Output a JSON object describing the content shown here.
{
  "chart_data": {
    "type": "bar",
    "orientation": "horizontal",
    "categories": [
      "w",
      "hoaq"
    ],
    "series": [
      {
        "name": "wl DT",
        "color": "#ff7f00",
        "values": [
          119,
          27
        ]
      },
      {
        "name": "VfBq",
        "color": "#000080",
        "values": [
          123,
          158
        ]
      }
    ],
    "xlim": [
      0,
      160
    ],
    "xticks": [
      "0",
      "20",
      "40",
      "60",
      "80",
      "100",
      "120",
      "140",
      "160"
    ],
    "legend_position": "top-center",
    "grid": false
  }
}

## Objective
Every record above should be output exactly.

## Full output
Output a JSON object describing the content shown here.
{
  "chart_data": {
    "type": "bar",
    "orientation": "horizontal",
    "categories": [
      "w",
      "hoaq"
    ],
    "series": [
      {
        "name": "wl DT",
        "color": "#ff7f00",
        "values": [
          119,
          27
        ]
      },
      {
        "name": "VfBq",
        "color": "#000080",
        "values": [
          123,
          158
        ]
      }
    ],
    "xlim": [
      0,
      160
    ],
    "xticks": [
      "0",
      "20",
      "40",
      "60",
      "80",
      "100",
      "120",
      "140",
      "160"
    ],
    "legend_position": "top-center",
    "grid": false
  }
}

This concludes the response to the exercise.